Instructions to follow> From the listing, collect all lines containing the word "BACF".

Material to process>
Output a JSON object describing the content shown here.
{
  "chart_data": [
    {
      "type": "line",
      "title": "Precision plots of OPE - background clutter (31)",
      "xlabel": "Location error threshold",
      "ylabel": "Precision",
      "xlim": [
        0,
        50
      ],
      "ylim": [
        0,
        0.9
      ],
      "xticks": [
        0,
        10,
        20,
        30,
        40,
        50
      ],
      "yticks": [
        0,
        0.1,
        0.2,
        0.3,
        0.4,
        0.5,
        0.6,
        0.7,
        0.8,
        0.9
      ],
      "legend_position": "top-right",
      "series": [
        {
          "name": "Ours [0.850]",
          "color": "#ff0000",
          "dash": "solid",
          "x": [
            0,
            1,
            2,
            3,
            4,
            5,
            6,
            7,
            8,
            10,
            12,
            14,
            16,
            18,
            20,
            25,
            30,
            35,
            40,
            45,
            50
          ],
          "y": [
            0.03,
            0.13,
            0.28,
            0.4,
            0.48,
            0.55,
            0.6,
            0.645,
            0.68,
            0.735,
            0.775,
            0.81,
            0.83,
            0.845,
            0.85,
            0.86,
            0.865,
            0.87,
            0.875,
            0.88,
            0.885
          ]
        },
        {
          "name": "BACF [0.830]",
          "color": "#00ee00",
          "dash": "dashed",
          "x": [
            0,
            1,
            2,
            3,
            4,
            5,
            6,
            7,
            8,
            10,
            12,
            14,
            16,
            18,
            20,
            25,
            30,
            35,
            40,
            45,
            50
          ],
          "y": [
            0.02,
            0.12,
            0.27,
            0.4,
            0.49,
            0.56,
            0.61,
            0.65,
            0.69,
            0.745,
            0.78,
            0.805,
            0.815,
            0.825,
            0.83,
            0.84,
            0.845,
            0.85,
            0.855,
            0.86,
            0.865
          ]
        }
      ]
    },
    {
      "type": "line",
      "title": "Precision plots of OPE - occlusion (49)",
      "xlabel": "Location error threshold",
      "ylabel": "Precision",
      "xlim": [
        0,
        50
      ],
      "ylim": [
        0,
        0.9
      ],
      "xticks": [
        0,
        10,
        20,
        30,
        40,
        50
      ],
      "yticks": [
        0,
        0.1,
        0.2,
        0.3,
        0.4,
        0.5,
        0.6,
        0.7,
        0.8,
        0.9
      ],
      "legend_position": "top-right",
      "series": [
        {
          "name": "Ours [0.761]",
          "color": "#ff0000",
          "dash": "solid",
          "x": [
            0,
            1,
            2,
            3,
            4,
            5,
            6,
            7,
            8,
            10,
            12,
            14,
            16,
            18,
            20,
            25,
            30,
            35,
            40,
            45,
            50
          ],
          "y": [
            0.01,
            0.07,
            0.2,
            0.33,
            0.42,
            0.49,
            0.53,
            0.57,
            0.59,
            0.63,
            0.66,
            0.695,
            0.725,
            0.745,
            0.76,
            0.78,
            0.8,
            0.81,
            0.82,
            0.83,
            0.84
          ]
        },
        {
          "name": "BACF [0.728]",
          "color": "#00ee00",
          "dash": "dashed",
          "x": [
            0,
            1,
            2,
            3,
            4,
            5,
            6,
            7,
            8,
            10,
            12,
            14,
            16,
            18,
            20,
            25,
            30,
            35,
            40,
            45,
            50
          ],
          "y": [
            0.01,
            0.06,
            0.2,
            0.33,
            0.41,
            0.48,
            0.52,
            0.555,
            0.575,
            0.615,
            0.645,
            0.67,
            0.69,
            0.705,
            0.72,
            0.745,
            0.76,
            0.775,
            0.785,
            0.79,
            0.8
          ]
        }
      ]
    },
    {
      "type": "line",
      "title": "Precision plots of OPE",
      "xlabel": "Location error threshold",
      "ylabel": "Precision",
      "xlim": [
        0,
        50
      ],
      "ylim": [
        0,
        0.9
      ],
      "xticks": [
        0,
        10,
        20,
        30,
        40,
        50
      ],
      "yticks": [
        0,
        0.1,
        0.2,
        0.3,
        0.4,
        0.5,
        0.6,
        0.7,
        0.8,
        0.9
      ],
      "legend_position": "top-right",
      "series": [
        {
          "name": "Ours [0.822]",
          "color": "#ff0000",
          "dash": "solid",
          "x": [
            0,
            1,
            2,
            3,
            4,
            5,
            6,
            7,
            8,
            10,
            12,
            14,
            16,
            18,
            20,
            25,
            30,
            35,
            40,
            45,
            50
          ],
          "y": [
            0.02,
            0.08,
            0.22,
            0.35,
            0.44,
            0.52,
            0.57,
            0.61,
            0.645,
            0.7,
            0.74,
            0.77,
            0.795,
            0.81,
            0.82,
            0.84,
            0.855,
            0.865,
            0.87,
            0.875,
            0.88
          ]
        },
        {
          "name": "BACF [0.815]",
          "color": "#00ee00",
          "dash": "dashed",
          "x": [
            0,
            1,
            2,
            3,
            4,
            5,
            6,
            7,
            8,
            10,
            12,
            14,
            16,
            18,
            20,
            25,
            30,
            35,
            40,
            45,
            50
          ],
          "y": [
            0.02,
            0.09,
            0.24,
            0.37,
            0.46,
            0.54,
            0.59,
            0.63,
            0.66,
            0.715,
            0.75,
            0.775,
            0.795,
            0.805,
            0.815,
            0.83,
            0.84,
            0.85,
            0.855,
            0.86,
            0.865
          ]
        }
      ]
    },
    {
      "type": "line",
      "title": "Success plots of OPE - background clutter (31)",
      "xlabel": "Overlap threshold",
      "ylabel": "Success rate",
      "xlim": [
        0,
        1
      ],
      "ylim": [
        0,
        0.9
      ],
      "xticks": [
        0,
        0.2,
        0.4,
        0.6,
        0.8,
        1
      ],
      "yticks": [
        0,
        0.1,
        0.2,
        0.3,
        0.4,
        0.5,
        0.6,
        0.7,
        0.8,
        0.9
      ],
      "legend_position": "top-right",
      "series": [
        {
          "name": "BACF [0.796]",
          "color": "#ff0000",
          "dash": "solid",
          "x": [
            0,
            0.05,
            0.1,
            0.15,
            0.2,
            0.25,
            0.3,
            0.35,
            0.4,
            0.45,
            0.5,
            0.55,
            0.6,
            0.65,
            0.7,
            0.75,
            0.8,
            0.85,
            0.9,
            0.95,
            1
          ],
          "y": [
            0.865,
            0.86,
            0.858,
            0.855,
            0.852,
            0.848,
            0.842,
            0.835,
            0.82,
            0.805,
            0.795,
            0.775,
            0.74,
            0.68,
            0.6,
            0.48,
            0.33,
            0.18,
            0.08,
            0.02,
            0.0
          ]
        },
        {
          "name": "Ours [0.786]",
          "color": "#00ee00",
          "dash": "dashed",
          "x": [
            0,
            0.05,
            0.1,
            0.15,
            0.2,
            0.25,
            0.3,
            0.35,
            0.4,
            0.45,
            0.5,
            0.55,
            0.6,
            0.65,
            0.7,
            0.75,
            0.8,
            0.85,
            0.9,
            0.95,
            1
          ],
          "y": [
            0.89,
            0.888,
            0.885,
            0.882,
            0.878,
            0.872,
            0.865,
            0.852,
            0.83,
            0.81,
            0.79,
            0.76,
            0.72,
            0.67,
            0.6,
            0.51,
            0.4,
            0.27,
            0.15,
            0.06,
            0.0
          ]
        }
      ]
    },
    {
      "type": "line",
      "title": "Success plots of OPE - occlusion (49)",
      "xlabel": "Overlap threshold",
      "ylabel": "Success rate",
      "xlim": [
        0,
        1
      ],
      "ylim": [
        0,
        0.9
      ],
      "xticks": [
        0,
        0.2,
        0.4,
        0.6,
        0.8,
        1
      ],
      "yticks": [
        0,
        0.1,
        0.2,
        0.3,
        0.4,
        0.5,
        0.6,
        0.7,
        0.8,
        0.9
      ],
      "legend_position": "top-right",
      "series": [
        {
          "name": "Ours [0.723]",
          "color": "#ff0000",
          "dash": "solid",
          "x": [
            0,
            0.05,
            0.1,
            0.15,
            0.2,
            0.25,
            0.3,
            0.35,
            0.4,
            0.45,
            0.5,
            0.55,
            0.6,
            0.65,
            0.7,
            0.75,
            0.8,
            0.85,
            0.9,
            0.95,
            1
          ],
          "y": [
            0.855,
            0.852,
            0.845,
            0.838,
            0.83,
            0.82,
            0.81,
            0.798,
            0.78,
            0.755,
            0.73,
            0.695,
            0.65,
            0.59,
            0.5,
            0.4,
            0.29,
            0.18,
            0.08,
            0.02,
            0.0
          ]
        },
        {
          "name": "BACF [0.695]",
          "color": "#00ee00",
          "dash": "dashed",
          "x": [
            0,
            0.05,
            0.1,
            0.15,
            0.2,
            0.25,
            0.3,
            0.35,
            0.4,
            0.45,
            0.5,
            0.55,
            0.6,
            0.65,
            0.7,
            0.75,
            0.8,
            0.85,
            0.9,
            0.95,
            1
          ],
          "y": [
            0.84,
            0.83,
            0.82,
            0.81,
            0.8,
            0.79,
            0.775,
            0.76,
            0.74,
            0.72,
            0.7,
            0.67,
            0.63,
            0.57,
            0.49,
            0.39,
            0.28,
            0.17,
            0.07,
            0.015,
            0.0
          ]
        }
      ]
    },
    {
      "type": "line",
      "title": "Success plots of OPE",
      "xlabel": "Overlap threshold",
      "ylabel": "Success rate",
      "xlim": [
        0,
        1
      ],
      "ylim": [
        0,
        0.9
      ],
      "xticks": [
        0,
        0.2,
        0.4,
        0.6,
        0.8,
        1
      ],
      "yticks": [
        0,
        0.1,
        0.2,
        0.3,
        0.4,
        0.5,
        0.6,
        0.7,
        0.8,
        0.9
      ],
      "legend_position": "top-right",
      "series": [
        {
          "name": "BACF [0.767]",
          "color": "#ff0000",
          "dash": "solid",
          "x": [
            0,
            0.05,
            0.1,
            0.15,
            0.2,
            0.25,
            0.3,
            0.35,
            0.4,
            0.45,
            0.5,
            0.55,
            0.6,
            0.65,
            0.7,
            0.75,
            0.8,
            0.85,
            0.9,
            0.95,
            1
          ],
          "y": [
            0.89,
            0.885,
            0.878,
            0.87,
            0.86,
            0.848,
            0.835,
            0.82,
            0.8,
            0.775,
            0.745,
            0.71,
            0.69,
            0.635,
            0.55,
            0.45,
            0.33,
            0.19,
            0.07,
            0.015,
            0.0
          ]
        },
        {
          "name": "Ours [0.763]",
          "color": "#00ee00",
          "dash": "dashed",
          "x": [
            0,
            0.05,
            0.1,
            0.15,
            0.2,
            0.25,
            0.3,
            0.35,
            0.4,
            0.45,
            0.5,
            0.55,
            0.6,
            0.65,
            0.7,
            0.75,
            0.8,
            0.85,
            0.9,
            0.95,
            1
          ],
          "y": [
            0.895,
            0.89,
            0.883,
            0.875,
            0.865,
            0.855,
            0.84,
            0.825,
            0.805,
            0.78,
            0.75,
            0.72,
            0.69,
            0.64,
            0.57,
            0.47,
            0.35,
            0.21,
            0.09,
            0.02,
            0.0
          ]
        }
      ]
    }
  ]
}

Finished exercise>
          "name": "BACF [0.830]",
          "name": "BACF [0.728]",
          "name": "BACF [0.815]",
          "name": "BACF [0.796]",
          "name": "BACF [0.695]",
          "name": "BACF [0.767]",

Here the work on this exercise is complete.